• Information given:
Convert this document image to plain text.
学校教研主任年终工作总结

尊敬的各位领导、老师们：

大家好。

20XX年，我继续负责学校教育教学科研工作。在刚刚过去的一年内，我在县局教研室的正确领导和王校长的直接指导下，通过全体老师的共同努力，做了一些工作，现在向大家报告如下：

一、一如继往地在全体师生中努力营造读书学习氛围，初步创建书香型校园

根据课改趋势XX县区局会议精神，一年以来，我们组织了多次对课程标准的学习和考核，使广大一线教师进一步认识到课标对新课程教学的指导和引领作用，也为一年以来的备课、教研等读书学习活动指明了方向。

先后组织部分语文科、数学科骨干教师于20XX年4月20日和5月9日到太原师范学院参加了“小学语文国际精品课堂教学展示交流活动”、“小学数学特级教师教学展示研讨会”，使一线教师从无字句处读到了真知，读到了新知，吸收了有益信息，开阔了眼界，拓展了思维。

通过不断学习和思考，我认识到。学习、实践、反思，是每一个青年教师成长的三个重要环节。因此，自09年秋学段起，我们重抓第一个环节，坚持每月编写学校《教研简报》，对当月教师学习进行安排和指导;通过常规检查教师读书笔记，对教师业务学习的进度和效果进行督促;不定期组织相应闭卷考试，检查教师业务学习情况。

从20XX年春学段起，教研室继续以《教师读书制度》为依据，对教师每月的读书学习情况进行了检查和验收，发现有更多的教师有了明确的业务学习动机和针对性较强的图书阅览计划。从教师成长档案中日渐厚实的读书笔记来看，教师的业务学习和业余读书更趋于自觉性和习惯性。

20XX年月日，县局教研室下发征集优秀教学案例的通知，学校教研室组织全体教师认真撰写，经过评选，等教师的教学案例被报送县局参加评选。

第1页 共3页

---

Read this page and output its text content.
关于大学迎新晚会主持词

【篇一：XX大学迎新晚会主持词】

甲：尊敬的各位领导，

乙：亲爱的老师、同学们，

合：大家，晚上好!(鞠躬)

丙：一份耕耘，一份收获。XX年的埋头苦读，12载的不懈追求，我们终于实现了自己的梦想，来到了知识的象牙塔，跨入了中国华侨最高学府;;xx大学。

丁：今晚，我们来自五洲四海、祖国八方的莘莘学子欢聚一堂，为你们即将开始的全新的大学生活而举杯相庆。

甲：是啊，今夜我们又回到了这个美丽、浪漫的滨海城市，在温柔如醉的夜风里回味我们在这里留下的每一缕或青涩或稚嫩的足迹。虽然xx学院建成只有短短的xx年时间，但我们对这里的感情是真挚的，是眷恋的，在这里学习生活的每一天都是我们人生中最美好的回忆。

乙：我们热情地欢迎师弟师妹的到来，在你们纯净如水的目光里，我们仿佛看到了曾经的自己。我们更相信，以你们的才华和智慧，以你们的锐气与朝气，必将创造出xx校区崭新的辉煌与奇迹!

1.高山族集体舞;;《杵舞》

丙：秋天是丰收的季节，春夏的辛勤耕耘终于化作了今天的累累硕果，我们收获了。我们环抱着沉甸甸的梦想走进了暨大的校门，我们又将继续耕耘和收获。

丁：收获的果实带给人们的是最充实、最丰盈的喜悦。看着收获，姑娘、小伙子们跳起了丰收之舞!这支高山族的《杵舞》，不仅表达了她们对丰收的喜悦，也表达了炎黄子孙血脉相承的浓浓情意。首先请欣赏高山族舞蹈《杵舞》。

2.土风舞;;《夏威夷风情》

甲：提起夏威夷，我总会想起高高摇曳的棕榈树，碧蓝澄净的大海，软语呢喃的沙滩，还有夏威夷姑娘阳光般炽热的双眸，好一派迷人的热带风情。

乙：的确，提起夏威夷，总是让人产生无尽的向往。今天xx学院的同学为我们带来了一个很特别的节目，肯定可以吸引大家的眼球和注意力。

• Exercise: Give only the count of lines in the data that include the string "text".

• Written solution: 2